* [Problem requirements]: Copy every record below exactly.

_ _ _ _ _

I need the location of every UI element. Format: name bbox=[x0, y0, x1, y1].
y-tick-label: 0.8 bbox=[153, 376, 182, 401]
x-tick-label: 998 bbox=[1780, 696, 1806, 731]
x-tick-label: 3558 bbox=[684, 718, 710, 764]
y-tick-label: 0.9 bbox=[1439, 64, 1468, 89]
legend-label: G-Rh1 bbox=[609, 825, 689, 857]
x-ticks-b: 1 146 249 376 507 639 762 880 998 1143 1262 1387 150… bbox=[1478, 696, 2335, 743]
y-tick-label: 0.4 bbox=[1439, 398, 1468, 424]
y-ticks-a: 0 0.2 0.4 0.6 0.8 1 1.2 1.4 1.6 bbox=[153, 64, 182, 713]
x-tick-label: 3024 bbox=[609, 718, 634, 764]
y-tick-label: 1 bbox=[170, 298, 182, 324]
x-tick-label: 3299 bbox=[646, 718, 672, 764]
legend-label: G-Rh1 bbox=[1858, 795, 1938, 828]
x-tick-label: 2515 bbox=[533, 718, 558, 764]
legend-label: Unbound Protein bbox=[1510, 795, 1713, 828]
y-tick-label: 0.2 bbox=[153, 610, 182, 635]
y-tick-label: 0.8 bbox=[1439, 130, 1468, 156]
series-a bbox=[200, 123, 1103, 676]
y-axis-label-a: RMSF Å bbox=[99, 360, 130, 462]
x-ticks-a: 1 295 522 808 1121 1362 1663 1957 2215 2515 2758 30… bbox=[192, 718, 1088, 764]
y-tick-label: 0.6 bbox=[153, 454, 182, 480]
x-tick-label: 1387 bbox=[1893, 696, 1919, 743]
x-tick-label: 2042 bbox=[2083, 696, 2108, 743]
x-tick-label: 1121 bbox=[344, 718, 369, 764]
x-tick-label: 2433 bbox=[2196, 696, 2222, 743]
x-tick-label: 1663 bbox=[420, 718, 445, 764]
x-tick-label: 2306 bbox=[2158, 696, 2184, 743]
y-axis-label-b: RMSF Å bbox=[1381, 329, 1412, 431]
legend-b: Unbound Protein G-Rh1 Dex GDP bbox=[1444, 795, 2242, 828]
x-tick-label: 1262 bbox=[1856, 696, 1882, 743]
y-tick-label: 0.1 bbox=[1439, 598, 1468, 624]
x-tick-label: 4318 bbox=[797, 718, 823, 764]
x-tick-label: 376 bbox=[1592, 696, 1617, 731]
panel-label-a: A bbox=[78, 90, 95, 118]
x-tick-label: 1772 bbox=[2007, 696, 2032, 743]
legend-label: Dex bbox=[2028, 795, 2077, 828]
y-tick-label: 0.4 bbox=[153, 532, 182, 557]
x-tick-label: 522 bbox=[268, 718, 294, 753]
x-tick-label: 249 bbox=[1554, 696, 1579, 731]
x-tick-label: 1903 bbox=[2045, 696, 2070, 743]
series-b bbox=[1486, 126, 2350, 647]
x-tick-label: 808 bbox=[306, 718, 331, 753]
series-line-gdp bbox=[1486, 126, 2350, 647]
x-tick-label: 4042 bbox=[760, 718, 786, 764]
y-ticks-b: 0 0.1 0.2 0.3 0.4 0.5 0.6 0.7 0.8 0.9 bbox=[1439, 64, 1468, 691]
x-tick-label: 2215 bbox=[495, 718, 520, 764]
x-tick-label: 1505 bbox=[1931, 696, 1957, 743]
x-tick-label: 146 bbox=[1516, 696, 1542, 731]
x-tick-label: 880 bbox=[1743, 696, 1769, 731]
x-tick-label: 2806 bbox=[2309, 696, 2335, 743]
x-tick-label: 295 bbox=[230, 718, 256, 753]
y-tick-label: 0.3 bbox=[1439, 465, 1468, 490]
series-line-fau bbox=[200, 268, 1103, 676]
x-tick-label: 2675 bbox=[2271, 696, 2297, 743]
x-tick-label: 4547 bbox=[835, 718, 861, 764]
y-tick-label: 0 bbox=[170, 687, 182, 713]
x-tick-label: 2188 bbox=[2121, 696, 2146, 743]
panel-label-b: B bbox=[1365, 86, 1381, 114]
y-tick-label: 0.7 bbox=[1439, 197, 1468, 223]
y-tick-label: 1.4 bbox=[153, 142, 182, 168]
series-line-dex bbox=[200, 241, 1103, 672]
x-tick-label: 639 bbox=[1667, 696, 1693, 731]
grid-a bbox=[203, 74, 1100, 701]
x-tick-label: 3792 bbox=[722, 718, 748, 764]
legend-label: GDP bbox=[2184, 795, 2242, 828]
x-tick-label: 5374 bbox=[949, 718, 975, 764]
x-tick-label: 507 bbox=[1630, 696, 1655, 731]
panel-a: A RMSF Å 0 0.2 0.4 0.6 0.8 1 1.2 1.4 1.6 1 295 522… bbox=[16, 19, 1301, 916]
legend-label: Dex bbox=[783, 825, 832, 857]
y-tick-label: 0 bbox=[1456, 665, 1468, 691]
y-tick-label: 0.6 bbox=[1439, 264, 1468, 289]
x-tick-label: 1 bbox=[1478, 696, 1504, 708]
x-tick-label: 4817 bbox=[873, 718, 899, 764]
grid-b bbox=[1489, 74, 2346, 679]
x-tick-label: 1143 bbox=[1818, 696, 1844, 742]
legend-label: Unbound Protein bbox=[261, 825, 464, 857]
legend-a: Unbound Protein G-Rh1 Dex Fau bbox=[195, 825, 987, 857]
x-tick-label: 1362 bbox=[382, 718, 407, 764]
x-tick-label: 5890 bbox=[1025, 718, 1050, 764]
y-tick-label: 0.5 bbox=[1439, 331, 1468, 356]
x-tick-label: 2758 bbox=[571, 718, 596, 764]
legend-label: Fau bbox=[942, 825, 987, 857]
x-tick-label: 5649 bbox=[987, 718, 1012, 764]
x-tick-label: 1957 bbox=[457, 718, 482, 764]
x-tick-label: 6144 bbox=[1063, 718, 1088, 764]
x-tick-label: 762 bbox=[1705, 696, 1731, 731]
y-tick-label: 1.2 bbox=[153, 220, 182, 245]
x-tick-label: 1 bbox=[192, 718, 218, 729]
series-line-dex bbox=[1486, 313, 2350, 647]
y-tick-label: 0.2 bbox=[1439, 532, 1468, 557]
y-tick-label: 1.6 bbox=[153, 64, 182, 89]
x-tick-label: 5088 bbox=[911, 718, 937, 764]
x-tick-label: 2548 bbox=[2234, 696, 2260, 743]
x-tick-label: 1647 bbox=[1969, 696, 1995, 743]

_ _ _ _ _

* [Completed exercise]:
I need the location of every UI element. Format: name bbox=[x0, y0, x1, y1].
y-tick-label: 0.8 bbox=[153, 376, 182, 401]
x-tick-label: 998 bbox=[1780, 696, 1806, 731]
x-tick-label: 3558 bbox=[684, 718, 710, 764]
y-tick-label: 0.9 bbox=[1439, 64, 1468, 89]
legend-label: G-Rh1 bbox=[609, 825, 689, 857]
x-ticks-b: 1 146 249 376 507 639 762 880 998 1143 1262 1387 150… bbox=[1478, 696, 2335, 743]
y-tick-label: 0.4 bbox=[1439, 398, 1468, 424]
y-ticks-a: 0 0.2 0.4 0.6 0.8 1 1.2 1.4 1.6 bbox=[153, 64, 182, 713]
x-tick-label: 3024 bbox=[609, 718, 634, 764]
y-tick-label: 1 bbox=[170, 298, 182, 324]
x-tick-label: 3299 bbox=[646, 718, 672, 764]
legend-label: G-Rh1 bbox=[1858, 795, 1938, 828]
x-tick-label: 2515 bbox=[533, 718, 558, 764]
legend-label: Unbound Protein bbox=[1510, 795, 1713, 828]
y-tick-label: 0.2 bbox=[153, 610, 182, 635]
y-tick-label: 0.8 bbox=[1439, 130, 1468, 156]
series-a bbox=[200, 123, 1103, 676]
y-axis-label-a: RMSF Å bbox=[99, 360, 130, 462]
x-ticks-a: 1 295 522 808 1121 1362 1663 1957 2215 2515 2758 30… bbox=[192, 718, 1088, 764]
y-tick-label: 0.6 bbox=[153, 454, 182, 480]
x-tick-label: 1387 bbox=[1893, 696, 1919, 743]
x-tick-label: 2042 bbox=[2083, 696, 2108, 743]
x-tick-label: 1121 bbox=[344, 718, 369, 764]
x-tick-label: 2433 bbox=[2196, 696, 2222, 743]
x-tick-label: 1663 bbox=[420, 718, 445, 764]
x-tick-label: 2306 bbox=[2158, 696, 2184, 743]
y-axis-label-b: RMSF Å bbox=[1381, 329, 1412, 431]
legend-b: Unbound Protein G-Rh1 Dex GDP bbox=[1444, 795, 2242, 828]
x-tick-label: 1262 bbox=[1856, 696, 1882, 743]
y-tick-label: 0.1 bbox=[1439, 598, 1468, 624]
x-tick-label: 4318 bbox=[797, 718, 823, 764]
x-tick-label: 376 bbox=[1592, 696, 1617, 731]
panel-label-a: A bbox=[78, 90, 95, 118]
x-tick-label: 1772 bbox=[2007, 696, 2032, 743]
legend-label: Dex bbox=[2028, 795, 2077, 828]
y-tick-label: 0.4 bbox=[153, 532, 182, 557]
x-tick-label: 522 bbox=[268, 718, 294, 753]
x-tick-label: 249 bbox=[1554, 696, 1579, 731]
x-tick-label: 1903 bbox=[2045, 696, 2070, 743]
series-b bbox=[1486, 126, 2350, 647]
x-tick-label: 808 bbox=[306, 718, 331, 753]
series-line-gdp bbox=[1486, 126, 2350, 647]
x-tick-label: 4042 bbox=[760, 718, 786, 764]
y-ticks-b: 0 0.1 0.2 0.3 0.4 0.5 0.6 0.7 0.8 0.9 bbox=[1439, 64, 1468, 691]
x-tick-label: 2215 bbox=[495, 718, 520, 764]
x-tick-label: 1505 bbox=[1931, 696, 1957, 743]
x-tick-label: 146 bbox=[1516, 696, 1542, 731]
x-tick-label: 880 bbox=[1743, 696, 1769, 731]
x-tick-label: 2806 bbox=[2309, 696, 2335, 743]
x-tick-label: 295 bbox=[230, 718, 256, 753]
y-tick-label: 0.3 bbox=[1439, 465, 1468, 490]
series-line-fau bbox=[200, 268, 1103, 676]
x-tick-label: 2675 bbox=[2271, 696, 2297, 743]
x-tick-label: 4547 bbox=[835, 718, 861, 764]
y-tick-label: 0 bbox=[170, 687, 182, 713]
x-tick-label: 2188 bbox=[2121, 696, 2146, 743]
panel-label-b: B bbox=[1365, 86, 1381, 114]
y-tick-label: 0.7 bbox=[1439, 197, 1468, 223]
y-tick-label: 1.4 bbox=[153, 142, 182, 168]
series-line-dex bbox=[200, 241, 1103, 672]
x-tick-label: 639 bbox=[1667, 696, 1693, 731]
grid-a bbox=[203, 74, 1100, 701]
x-tick-label: 3792 bbox=[722, 718, 748, 764]
legend-label: GDP bbox=[2184, 795, 2242, 828]
x-tick-label: 5374 bbox=[949, 718, 975, 764]
x-tick-label: 507 bbox=[1630, 696, 1655, 731]
panel-a: A RMSF Å 0 0.2 0.4 0.6 0.8 1 1.2 1.4 1.6 1 295 522… bbox=[16, 19, 1301, 916]
legend-label: Dex bbox=[783, 825, 832, 857]
y-tick-label: 0 bbox=[1456, 665, 1468, 691]
y-tick-label: 0.6 bbox=[1439, 264, 1468, 289]
x-tick-label: 1 bbox=[1478, 696, 1504, 708]
x-tick-label: 4817 bbox=[873, 718, 899, 764]
grid-b bbox=[1489, 74, 2346, 679]
x-tick-label: 1143 bbox=[1818, 696, 1844, 742]
legend-label: Unbound Protein bbox=[261, 825, 464, 857]
legend-a: Unbound Protein G-Rh1 Dex Fau bbox=[195, 825, 987, 857]
x-tick-label: 1362 bbox=[382, 718, 407, 764]
x-tick-label: 5890 bbox=[1025, 718, 1050, 764]
y-tick-label: 0.5 bbox=[1439, 331, 1468, 356]
x-tick-label: 2758 bbox=[571, 718, 596, 764]
legend-label: Fau bbox=[942, 825, 987, 857]
x-tick-label: 5649 bbox=[987, 718, 1012, 764]
x-tick-label: 1957 bbox=[457, 718, 482, 764]
x-tick-label: 6144 bbox=[1063, 718, 1088, 764]
x-tick-label: 762 bbox=[1705, 696, 1731, 731]
y-tick-label: 1.2 bbox=[153, 220, 182, 245]
x-tick-label: 1 bbox=[192, 718, 218, 729]
series-line-dex bbox=[1486, 313, 2350, 647]
y-tick-label: 0.2 bbox=[1439, 532, 1468, 557]
y-tick-label: 1.6 bbox=[153, 64, 182, 89]
x-tick-label: 5088 bbox=[911, 718, 937, 764]
x-tick-label: 2548 bbox=[2234, 696, 2260, 743]
x-tick-label: 1647 bbox=[1969, 696, 1995, 743]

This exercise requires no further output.